Omit all pictures. Copy the rest of the material exactly.
** Start DATA SHOWN **
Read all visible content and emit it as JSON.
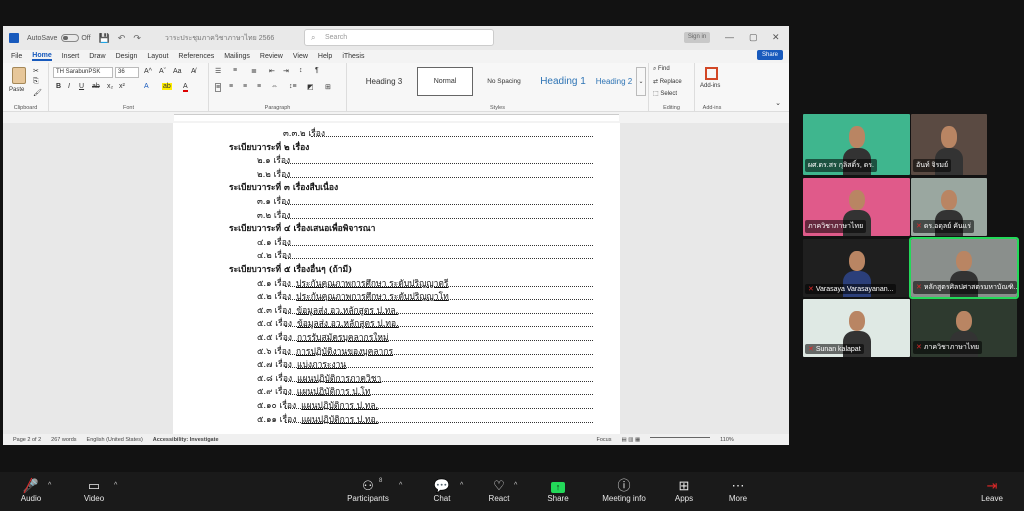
{
  "word": {
    "autosave_label": "AutoSave",
    "autosave_state": "Off",
    "doc_title": "วาระประชุมภาควิชาภาษาไทย 2566",
    "search_placeholder": "Search",
    "signin_label": "Sign in",
    "menu_tabs": [
      "File",
      "Home",
      "Insert",
      "Draw",
      "Design",
      "Layout",
      "References",
      "Mailings",
      "Review",
      "View",
      "Help",
      "iThesis"
    ],
    "active_tab": "Home",
    "share_label": "Share",
    "ribbon": {
      "paste_label": "Paste",
      "clipboard_label": "Clipboard",
      "font_name": "TH SarabunPSK",
      "font_size": "36",
      "font_label": "Font",
      "paragraph_label": "Paragraph",
      "styles": [
        "Heading 3",
        "Normal",
        "No Spacing",
        "Heading 1",
        "Heading 2"
      ],
      "styles_label": "Styles",
      "find_label": "Find",
      "replace_label": "Replace",
      "select_label": "Select",
      "editing_label": "Editing",
      "addins_label": "Add-ins",
      "addins_group_label": "Add-ins"
    },
    "document_lines": [
      {
        "text": "๓.๓.๒ เรื่อง",
        "type": "item",
        "indent": "deep",
        "underline": ""
      },
      {
        "text": "ระเบียบวาระที่ ๒ เรื่อง",
        "type": "heading"
      },
      {
        "text": "๒.๑ เรื่อง",
        "type": "item",
        "underline": ""
      },
      {
        "text": "๒.๒ เรื่อง",
        "type": "item",
        "underline": ""
      },
      {
        "text": "ระเบียบวาระที่ ๓ เรื่องสืบเนื่อง",
        "type": "heading"
      },
      {
        "text": "๓.๑ เรื่อง",
        "type": "item",
        "underline": ""
      },
      {
        "text": "๓.๒ เรื่อง",
        "type": "item",
        "underline": ""
      },
      {
        "text": "ระเบียบวาระที่ ๔ เรื่องเสนอเพื่อพิจารณา",
        "type": "heading"
      },
      {
        "text": "๔.๑ เรื่อง",
        "type": "item",
        "underline": ""
      },
      {
        "text": "๔.๒ เรื่อง",
        "type": "item",
        "underline": ""
      },
      {
        "text": "ระเบียบวาระที่ ๕ เรื่องอื่นๆ (ถ้ามี)",
        "type": "heading"
      },
      {
        "text": "๕.๑ เรื่อง",
        "type": "item",
        "underline": "ประกันคุณภาพการศึกษา ระดับปริญญาตรี"
      },
      {
        "text": "๕.๒ เรื่อง",
        "type": "item",
        "underline": "ประกันคุณภาพการศึกษา ระดับปริญญาโท"
      },
      {
        "text": "๕.๓ เรื่อง",
        "type": "item",
        "underline": "ข้อมูลส่ง อว.หลักสูตร ป.ทล."
      },
      {
        "text": "๕.๔ เรื่อง",
        "type": "item",
        "underline": "ข้อมูลส่ง อว.หลักสูตร ป.ทอ."
      },
      {
        "text": "๕.๕ เรื่อง",
        "type": "item",
        "underline": "การรับสมัครบุคลากรใหม่"
      },
      {
        "text": "๕.๖ เรื่อง",
        "type": "item",
        "underline": "การปฏิบัติงานของบุคลากร"
      },
      {
        "text": "๕.๗ เรื่อง",
        "type": "item",
        "underline": "แบ่งภาระงาน"
      },
      {
        "text": "๕.๘ เรื่อง",
        "type": "item",
        "underline": "แผนปฏิบัติการภาควิชา"
      },
      {
        "text": "๕.๙ เรื่อง",
        "type": "item",
        "underline": "แผนปฏิบัติการ ป.โท"
      },
      {
        "text": "๕.๑๐ เรื่อง",
        "type": "item",
        "underline": "แผนปฏิบัติการ ป.ทล."
      },
      {
        "text": "๕.๑๑ เรื่อง",
        "type": "item",
        "underline": "แผนปฏิบัติการ ป.ทอ."
      }
    ],
    "status": {
      "page": "Page 2 of 2",
      "words": "267 words",
      "language": "English (United States)",
      "accessibility": "Accessibility: Investigate",
      "focus": "Focus",
      "zoom": "110%"
    }
  },
  "participants": [
    {
      "name": "ผศ.ดร.สร กุลิสติ์ร, ดร.",
      "muted": false,
      "bg": "#3fb68e"
    },
    {
      "name": "อันท์ จิรมย์",
      "muted": false,
      "bg": "#5a4a42"
    },
    {
      "name": "ภาควิชาภาษาไทย",
      "muted": false,
      "bg": "#e05a8a"
    },
    {
      "name": "ดร.อดุลย์ คันแร่",
      "muted": true,
      "bg": "#9aa7a0"
    },
    {
      "name": "Varasaya Varasayanan...",
      "muted": true,
      "bg": "#1f1f1f"
    },
    {
      "name": "หลักสูตรศิลปศาสตรมหาบัณฑิ...",
      "muted": true,
      "bg": "#8a8f8c"
    },
    {
      "name": "Sunan kalapat",
      "muted": true,
      "bg": "#dfe9e4"
    },
    {
      "name": "ภาควิชาภาษาไทย",
      "muted": true,
      "bg": "#2e3a2f"
    }
  ],
  "zoom_toolbar": {
    "audio": "Audio",
    "video": "Video",
    "participants": "Participants",
    "participants_count": "8",
    "chat": "Chat",
    "react": "React",
    "share": "Share",
    "meeting_info": "Meeting info",
    "apps": "Apps",
    "more": "More",
    "leave": "Leave",
    "share_color": "#23d959",
    "leave_color": "#e02828"
  }
}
** End DATA SHOWN **
**ANSWER TO THE EXERCISE:**
Read all visible content and emit it as JSON.
{
  "word": {
    "autosave_label": "AutoSave",
    "autosave_state": "Off",
    "doc_title": "วาระประชุมภาควิชาภาษาไทย 2566",
    "search_placeholder": "Search",
    "signin_label": "Sign in",
    "menu_tabs": [
      "File",
      "Home",
      "Insert",
      "Draw",
      "Design",
      "Layout",
      "References",
      "Mailings",
      "Review",
      "View",
      "Help",
      "iThesis"
    ],
    "active_tab": "Home",
    "share_label": "Share",
    "ribbon": {
      "paste_label": "Paste",
      "clipboard_label": "Clipboard",
      "font_name": "TH SarabunPSK",
      "font_size": "36",
      "font_label": "Font",
      "paragraph_label": "Paragraph",
      "styles": [
        "Heading 3",
        "Normal",
        "No Spacing",
        "Heading 1",
        "Heading 2"
      ],
      "styles_label": "Styles",
      "find_label": "Find",
      "replace_label": "Replace",
      "select_label": "Select",
      "editing_label": "Editing",
      "addins_label": "Add-ins",
      "addins_group_label": "Add-ins"
    },
    "document_lines": [
      {
        "text": "๓.๓.๒ เรื่อง",
        "type": "item",
        "indent": "deep",
        "underline": ""
      },
      {
        "text": "ระเบียบวาระที่ ๒ เรื่อง",
        "type": "heading"
      },
      {
        "text": "๒.๑ เรื่อง",
        "type": "item",
        "underline": ""
      },
      {
        "text": "๒.๒ เรื่อง",
        "type": "item",
        "underline": ""
      },
      {
        "text": "ระเบียบวาระที่ ๓ เรื่องสืบเนื่อง",
        "type": "heading"
      },
      {
        "text": "๓.๑ เรื่อง",
        "type": "item",
        "underline": ""
      },
      {
        "text": "๓.๒ เรื่อง",
        "type": "item",
        "underline": ""
      },
      {
        "text": "ระเบียบวาระที่ ๔ เรื่องเสนอเพื่อพิจารณา",
        "type": "heading"
      },
      {
        "text": "๔.๑ เรื่อง",
        "type": "item",
        "underline": ""
      },
      {
        "text": "๔.๒ เรื่อง",
        "type": "item",
        "underline": ""
      },
      {
        "text": "ระเบียบวาระที่ ๕ เรื่องอื่นๆ (ถ้ามี)",
        "type": "heading"
      },
      {
        "text": "๕.๑ เรื่อง",
        "type": "item",
        "underline": "ประกันคุณภาพการศึกษา ระดับปริญญาตรี"
      },
      {
        "text": "๕.๒ เรื่อง",
        "type": "item",
        "underline": "ประกันคุณภาพการศึกษา ระดับปริญญาโท"
      },
      {
        "text": "๕.๓ เรื่อง",
        "type": "item",
        "underline": "ข้อมูลส่ง อว.หลักสูตร ป.ทล."
      },
      {
        "text": "๕.๔ เรื่อง",
        "type": "item",
        "underline": "ข้อมูลส่ง อว.หลักสูตร ป.ทอ."
      },
      {
        "text": "๕.๕ เรื่อง",
        "type": "item",
        "underline": "การรับสมัครบุคลากรใหม่"
      },
      {
        "text": "๕.๖ เรื่อง",
        "type": "item",
        "underline": "การปฏิบัติงานของบุคลากร"
      },
      {
        "text": "๕.๗ เรื่อง",
        "type": "item",
        "underline": "แบ่งภาระงาน"
      },
      {
        "text": "๕.๘ เรื่อง",
        "type": "item",
        "underline": "แผนปฏิบัติการภาควิชา"
      },
      {
        "text": "๕.๙ เรื่อง",
        "type": "item",
        "underline": "แผนปฏิบัติการ ป.โท"
      },
      {
        "text": "๕.๑๐ เรื่อง",
        "type": "item",
        "underline": "แผนปฏิบัติการ ป.ทล."
      },
      {
        "text": "๕.๑๑ เรื่อง",
        "type": "item",
        "underline": "แผนปฏิบัติการ ป.ทอ."
      }
    ],
    "status": {
      "page": "Page 2 of 2",
      "words": "267 words",
      "language": "English (United States)",
      "accessibility": "Accessibility: Investigate",
      "focus": "Focus",
      "zoom": "110%"
    }
  },
  "participants": [
    {
      "name": "ผศ.ดร.สร กุลิสติ์ร, ดร.",
      "muted": false,
      "bg": "#3fb68e"
    },
    {
      "name": "อันท์ จิรมย์",
      "muted": false,
      "bg": "#5a4a42"
    },
    {
      "name": "ภาควิชาภาษาไทย",
      "muted": false,
      "bg": "#e05a8a"
    },
    {
      "name": "ดร.อดุลย์ คันแร่",
      "muted": true,
      "bg": "#9aa7a0"
    },
    {
      "name": "Varasaya Varasayanan...",
      "muted": true,
      "bg": "#1f1f1f"
    },
    {
      "name": "หลักสูตรศิลปศาสตรมหาบัณฑิ...",
      "muted": true,
      "bg": "#8a8f8c"
    },
    {
      "name": "Sunan kalapat",
      "muted": true,
      "bg": "#dfe9e4"
    },
    {
      "name": "ภาควิชาภาษาไทย",
      "muted": true,
      "bg": "#2e3a2f"
    }
  ],
  "zoom_toolbar": {
    "audio": "Audio",
    "video": "Video",
    "participants": "Participants",
    "participants_count": "8",
    "chat": "Chat",
    "react": "React",
    "share": "Share",
    "meeting_info": "Meeting info",
    "apps": "Apps",
    "more": "More",
    "leave": "Leave",
    "share_color": "#23d959",
    "leave_color": "#e02828"
  }
}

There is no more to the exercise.